___ Extracted records

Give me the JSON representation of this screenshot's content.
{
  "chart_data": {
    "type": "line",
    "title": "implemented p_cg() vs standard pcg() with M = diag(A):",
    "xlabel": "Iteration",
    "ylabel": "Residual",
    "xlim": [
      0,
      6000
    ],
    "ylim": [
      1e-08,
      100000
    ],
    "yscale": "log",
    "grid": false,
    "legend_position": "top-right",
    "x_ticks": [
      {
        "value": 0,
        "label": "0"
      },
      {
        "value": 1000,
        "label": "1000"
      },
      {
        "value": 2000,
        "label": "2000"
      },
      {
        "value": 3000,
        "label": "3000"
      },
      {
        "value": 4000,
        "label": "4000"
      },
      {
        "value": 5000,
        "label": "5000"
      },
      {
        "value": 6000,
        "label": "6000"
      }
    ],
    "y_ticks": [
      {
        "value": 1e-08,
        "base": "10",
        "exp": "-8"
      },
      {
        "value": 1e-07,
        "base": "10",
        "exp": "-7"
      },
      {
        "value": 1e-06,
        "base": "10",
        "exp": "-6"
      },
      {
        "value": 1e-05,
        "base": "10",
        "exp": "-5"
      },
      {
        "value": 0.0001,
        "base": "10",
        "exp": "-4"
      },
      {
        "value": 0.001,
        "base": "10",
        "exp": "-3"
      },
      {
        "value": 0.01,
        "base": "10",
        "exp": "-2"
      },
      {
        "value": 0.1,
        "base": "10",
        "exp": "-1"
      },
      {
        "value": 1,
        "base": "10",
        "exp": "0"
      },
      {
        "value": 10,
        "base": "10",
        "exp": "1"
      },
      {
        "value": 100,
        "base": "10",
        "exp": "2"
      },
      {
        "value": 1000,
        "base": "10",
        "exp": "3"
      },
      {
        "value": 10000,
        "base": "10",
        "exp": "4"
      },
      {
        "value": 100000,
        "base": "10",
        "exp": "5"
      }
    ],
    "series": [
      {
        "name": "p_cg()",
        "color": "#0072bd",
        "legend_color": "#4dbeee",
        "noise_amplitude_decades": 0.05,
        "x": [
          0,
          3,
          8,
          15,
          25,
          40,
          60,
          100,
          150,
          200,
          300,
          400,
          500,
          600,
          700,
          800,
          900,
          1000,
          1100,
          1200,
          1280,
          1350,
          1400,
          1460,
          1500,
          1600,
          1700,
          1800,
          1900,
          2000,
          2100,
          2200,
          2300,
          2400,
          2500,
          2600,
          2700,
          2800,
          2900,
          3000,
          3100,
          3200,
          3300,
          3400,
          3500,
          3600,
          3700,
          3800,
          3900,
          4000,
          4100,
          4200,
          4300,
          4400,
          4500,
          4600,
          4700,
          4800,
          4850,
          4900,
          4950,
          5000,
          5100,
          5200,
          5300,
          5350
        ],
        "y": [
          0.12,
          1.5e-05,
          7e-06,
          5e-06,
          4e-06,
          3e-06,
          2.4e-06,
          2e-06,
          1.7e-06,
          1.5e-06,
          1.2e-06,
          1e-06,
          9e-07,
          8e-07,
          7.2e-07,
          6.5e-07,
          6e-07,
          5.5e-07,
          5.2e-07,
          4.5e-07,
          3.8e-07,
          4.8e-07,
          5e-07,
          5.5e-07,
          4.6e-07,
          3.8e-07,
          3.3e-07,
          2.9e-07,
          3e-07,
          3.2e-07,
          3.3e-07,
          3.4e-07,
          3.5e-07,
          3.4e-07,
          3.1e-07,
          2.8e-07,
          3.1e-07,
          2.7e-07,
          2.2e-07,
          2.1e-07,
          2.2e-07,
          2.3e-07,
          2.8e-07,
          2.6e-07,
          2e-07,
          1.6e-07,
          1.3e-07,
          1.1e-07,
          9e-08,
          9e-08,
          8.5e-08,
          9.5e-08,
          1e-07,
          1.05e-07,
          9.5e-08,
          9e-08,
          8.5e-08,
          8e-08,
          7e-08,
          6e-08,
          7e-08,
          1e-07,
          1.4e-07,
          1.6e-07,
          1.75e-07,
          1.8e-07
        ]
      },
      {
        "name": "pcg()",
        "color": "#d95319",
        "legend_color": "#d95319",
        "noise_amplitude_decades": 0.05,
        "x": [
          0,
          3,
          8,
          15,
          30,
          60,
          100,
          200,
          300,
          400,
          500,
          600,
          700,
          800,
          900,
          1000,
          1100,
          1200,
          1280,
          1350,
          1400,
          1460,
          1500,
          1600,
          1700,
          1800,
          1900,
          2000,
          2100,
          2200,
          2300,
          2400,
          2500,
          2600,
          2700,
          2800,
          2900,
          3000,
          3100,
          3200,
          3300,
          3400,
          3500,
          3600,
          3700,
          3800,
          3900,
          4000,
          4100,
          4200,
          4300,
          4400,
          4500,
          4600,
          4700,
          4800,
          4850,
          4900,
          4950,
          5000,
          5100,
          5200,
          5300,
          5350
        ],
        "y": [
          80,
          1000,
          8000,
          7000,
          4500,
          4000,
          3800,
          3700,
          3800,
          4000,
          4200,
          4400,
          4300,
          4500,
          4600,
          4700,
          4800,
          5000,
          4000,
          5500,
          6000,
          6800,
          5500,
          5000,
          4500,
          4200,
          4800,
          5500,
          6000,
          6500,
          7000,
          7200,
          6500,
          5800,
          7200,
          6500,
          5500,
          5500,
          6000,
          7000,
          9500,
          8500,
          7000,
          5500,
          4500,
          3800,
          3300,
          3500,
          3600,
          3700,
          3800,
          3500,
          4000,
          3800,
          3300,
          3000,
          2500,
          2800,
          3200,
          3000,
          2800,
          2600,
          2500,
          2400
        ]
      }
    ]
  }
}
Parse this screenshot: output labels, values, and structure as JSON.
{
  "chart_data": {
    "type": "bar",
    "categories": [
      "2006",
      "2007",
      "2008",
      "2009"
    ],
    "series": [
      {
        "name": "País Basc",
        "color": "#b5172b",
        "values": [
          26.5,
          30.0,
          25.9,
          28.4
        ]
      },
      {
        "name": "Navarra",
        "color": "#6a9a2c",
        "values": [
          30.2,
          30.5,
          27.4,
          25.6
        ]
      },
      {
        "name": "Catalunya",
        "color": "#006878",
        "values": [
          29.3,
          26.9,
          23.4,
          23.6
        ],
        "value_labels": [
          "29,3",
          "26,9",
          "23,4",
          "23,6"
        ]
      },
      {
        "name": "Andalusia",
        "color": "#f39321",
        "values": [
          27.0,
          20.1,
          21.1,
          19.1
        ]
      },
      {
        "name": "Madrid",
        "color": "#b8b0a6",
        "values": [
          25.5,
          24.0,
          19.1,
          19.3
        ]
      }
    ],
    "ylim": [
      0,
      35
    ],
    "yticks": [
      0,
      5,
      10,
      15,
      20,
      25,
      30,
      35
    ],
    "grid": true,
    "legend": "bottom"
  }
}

______

- Short exercise: Copy every line above that includes the string "screenshot".

- Complete answer:
Give me the JSON representation of this screenshot's content.
Parse this screenshot: output labels, values, and structure as JSON.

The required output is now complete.